> [Task prompt]
Print every entry, word for word, and skip the images.

> [Extracted records]
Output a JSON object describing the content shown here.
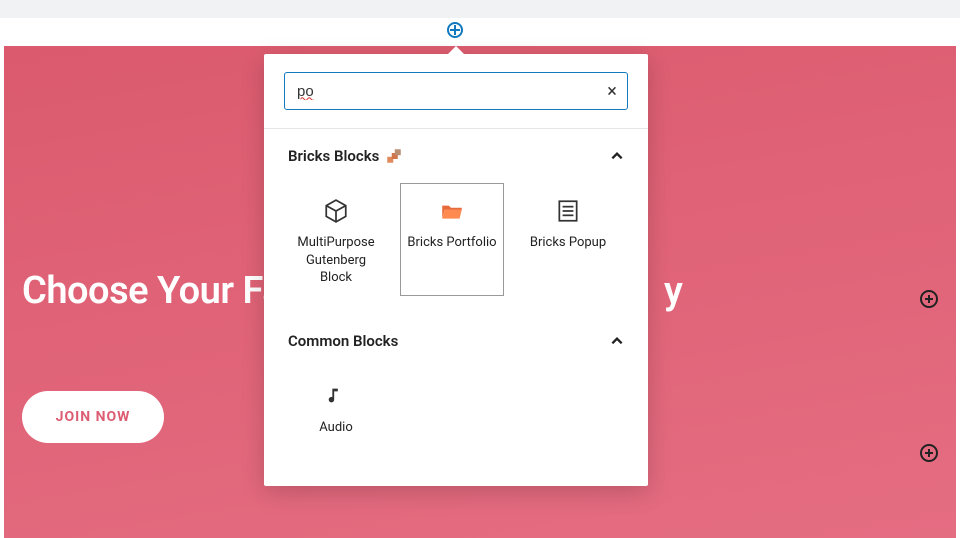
{
  "hero": {
    "title_partial": "Choose Your Fa",
    "title_trailing_char": "y",
    "cta_label": "JOIN NOW"
  },
  "inserter": {
    "search_value": "po",
    "clear_glyph": "×",
    "categories": [
      {
        "title": "Bricks Blocks",
        "expanded": true,
        "blocks": [
          {
            "name": "multipurpose-gutenberg-block",
            "label": "MultiPurpose Gutenberg Block"
          },
          {
            "name": "bricks-portfolio",
            "label": "Bricks Portfolio",
            "selected": true
          },
          {
            "name": "bricks-popup",
            "label": "Bricks Popup"
          }
        ]
      },
      {
        "title": "Common Blocks",
        "expanded": true,
        "blocks": [
          {
            "name": "audio",
            "label": "Audio"
          }
        ]
      }
    ]
  }
}
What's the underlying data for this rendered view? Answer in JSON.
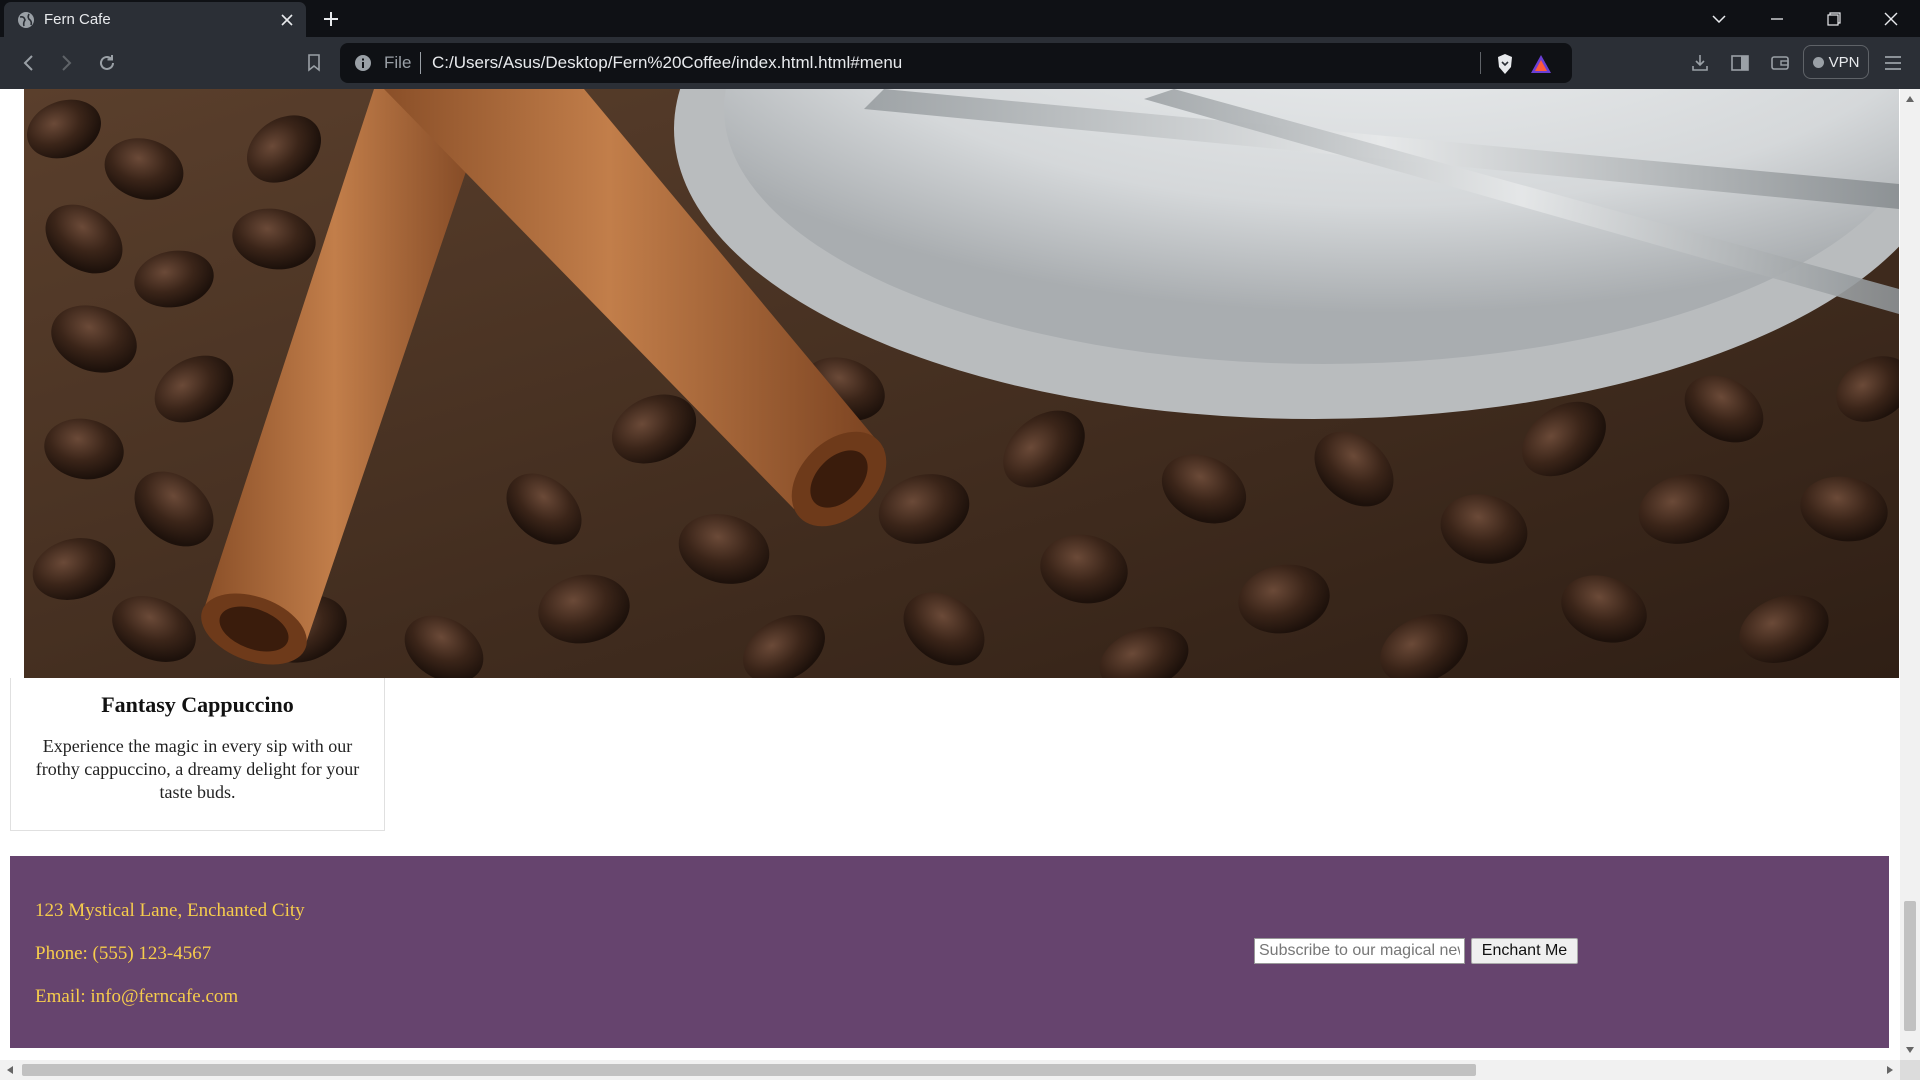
{
  "browser": {
    "tab_title": "Fern Cafe",
    "address_scheme": "File",
    "address_url": "C:/Users/Asus/Desktop/Fern%20Coffee/index.html.html#menu",
    "vpn_label": "VPN"
  },
  "menu_item": {
    "title": "Fantasy Cappuccino",
    "description": "Experience the magic in every sip with our frothy cappuccino, a dreamy delight for your taste buds."
  },
  "footer": {
    "address": "123 Mystical Lane, Enchanted City",
    "phone": "Phone: (555) 123-4567",
    "email": "Email: info@ferncafe.com",
    "subscribe_placeholder": "Subscribe to our magical newsletter",
    "subscribe_button": "Enchant Me"
  },
  "colors": {
    "footer_bg": "#66446e",
    "footer_text": "#f6cc4c",
    "chrome_dark": "#0f1115",
    "chrome_toolbar": "#2b2f36"
  }
}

> [Solution below]
Output a JSON object describing the content shown here.
{
  "hero": {
    "title_partial": "Choose Your Fa",
    "title_trailing_char": "y",
    "cta_label": "JOIN NOW"
  },
  "inserter": {
    "search_value": "po",
    "clear_glyph": "×",
    "categories": [
      {
        "title": "Bricks Blocks",
        "expanded": true,
        "blocks": [
          {
            "name": "multipurpose-gutenberg-block",
            "label": "MultiPurpose Gutenberg Block"
          },
          {
            "name": "bricks-portfolio",
            "label": "Bricks Portfolio",
            "selected": true
          },
          {
            "name": "bricks-popup",
            "label": "Bricks Popup"
          }
        ]
      },
      {
        "title": "Common Blocks",
        "expanded": true,
        "blocks": [
          {
            "name": "audio",
            "label": "Audio"
          }
        ]
      }
    ]
  }
}
What's the underlying data for this rendered view? Answer in JSON.
{
  "browser": {
    "tab_title": "Fern Cafe",
    "address_scheme": "File",
    "address_url": "C:/Users/Asus/Desktop/Fern%20Coffee/index.html.html#menu",
    "vpn_label": "VPN"
  },
  "menu_item": {
    "title": "Fantasy Cappuccino",
    "description": "Experience the magic in every sip with our frothy cappuccino, a dreamy delight for your taste buds."
  },
  "footer": {
    "address": "123 Mystical Lane, Enchanted City",
    "phone": "Phone: (555) 123-4567",
    "email": "Email: info@ferncafe.com",
    "subscribe_placeholder": "Subscribe to our magical newsletter",
    "subscribe_button": "Enchant Me"
  },
  "colors": {
    "footer_bg": "#66446e",
    "footer_text": "#f6cc4c",
    "chrome_dark": "#0f1115",
    "chrome_toolbar": "#2b2f36"
  }
}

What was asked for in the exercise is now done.